### PROBLEM REQUIREMENTS
Quote the data below in full, minus the images.

== ENTRIES SUPPLIED ==

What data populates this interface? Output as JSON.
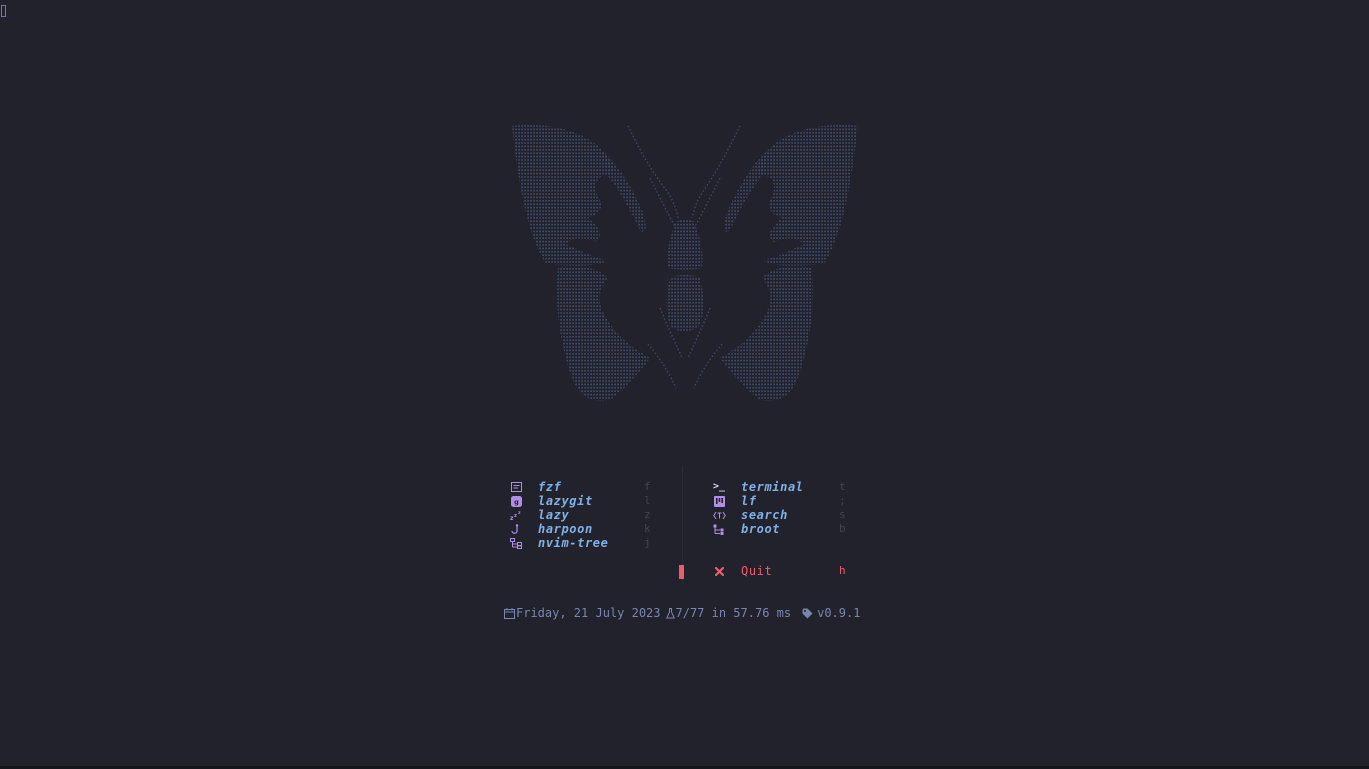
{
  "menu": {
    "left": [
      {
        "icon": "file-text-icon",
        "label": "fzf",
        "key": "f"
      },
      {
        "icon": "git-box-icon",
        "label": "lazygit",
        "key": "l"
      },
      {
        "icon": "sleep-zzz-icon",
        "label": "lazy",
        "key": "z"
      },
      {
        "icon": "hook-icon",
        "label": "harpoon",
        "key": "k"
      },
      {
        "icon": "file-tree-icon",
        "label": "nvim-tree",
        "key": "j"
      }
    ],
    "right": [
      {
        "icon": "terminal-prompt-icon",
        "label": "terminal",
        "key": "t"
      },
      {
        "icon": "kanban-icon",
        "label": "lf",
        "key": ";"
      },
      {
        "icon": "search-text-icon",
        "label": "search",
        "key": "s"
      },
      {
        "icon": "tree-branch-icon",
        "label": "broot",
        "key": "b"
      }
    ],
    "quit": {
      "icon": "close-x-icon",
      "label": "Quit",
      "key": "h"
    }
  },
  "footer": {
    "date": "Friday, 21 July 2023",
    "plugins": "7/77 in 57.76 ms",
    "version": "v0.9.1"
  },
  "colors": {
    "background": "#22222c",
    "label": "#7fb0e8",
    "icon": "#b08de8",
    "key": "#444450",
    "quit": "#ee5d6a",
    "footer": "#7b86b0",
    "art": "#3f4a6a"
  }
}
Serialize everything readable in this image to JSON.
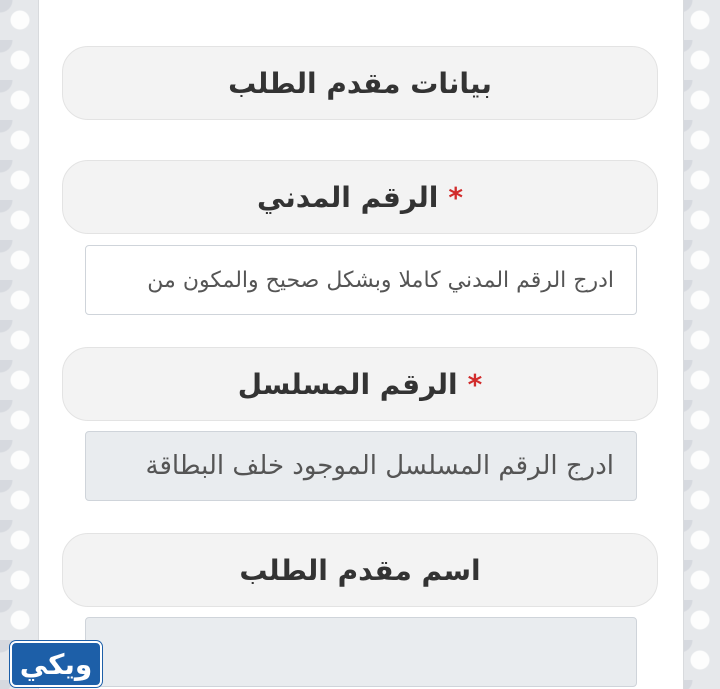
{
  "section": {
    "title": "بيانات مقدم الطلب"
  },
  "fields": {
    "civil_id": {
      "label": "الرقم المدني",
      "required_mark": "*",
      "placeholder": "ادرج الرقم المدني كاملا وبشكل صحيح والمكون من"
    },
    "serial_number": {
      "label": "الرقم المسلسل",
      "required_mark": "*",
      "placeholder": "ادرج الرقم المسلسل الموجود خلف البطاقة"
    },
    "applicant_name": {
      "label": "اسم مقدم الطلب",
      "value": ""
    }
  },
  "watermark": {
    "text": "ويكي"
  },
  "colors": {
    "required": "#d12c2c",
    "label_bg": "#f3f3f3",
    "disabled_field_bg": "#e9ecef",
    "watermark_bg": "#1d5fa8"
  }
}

===

### TASK ANSWER
What data populates this interface? Output as JSON.
{
  "menu": {
    "left": [
      {
        "icon": "file-text-icon",
        "label": "fzf",
        "key": "f"
      },
      {
        "icon": "git-box-icon",
        "label": "lazygit",
        "key": "l"
      },
      {
        "icon": "sleep-zzz-icon",
        "label": "lazy",
        "key": "z"
      },
      {
        "icon": "hook-icon",
        "label": "harpoon",
        "key": "k"
      },
      {
        "icon": "file-tree-icon",
        "label": "nvim-tree",
        "key": "j"
      }
    ],
    "right": [
      {
        "icon": "terminal-prompt-icon",
        "label": "terminal",
        "key": "t"
      },
      {
        "icon": "kanban-icon",
        "label": "lf",
        "key": ";"
      },
      {
        "icon": "search-text-icon",
        "label": "search",
        "key": "s"
      },
      {
        "icon": "tree-branch-icon",
        "label": "broot",
        "key": "b"
      }
    ],
    "quit": {
      "icon": "close-x-icon",
      "label": "Quit",
      "key": "h"
    }
  },
  "footer": {
    "date": "Friday, 21 July 2023",
    "plugins": "7/77 in 57.76 ms",
    "version": "v0.9.1"
  },
  "colors": {
    "background": "#22222c",
    "label": "#7fb0e8",
    "icon": "#b08de8",
    "key": "#444450",
    "quit": "#ee5d6a",
    "footer": "#7b86b0",
    "art": "#3f4a6a"
  }
}
Serialize everything readable in this image to JSON.
{
  "section": {
    "title": "بيانات مقدم الطلب"
  },
  "fields": {
    "civil_id": {
      "label": "الرقم المدني",
      "required_mark": "*",
      "placeholder": "ادرج الرقم المدني كاملا وبشكل صحيح والمكون من"
    },
    "serial_number": {
      "label": "الرقم المسلسل",
      "required_mark": "*",
      "placeholder": "ادرج الرقم المسلسل الموجود خلف البطاقة"
    },
    "applicant_name": {
      "label": "اسم مقدم الطلب",
      "value": ""
    }
  },
  "watermark": {
    "text": "ويكي"
  },
  "colors": {
    "required": "#d12c2c",
    "label_bg": "#f3f3f3",
    "disabled_field_bg": "#e9ecef",
    "watermark_bg": "#1d5fa8"
  }
}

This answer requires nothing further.